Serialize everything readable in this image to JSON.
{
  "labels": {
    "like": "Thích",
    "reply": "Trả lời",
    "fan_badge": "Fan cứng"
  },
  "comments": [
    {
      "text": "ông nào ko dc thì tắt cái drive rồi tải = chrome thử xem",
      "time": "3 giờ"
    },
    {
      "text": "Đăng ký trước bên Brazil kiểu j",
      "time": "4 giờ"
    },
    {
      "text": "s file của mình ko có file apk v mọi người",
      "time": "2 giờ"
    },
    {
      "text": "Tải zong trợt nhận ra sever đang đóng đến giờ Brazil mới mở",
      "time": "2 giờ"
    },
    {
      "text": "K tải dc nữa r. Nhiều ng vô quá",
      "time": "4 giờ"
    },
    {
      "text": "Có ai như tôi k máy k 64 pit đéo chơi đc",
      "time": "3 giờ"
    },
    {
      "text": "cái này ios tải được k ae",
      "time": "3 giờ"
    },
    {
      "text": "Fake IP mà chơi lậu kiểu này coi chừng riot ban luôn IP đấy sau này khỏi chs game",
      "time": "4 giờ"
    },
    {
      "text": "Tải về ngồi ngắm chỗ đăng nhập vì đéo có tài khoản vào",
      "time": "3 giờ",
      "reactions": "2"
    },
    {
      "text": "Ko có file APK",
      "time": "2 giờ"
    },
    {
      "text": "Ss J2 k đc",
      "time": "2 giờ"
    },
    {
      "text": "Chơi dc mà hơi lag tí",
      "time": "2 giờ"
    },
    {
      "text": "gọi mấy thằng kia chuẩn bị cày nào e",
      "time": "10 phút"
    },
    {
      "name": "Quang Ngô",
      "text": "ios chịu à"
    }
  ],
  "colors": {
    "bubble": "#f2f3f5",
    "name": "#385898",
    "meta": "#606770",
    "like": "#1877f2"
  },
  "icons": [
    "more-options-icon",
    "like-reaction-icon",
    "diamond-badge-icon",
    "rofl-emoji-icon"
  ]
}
══════════
Go through the entries and return each line where the word "like" appears.

    "like": "Thích",
    "like": "#1877f2"
    "like-reaction-icon",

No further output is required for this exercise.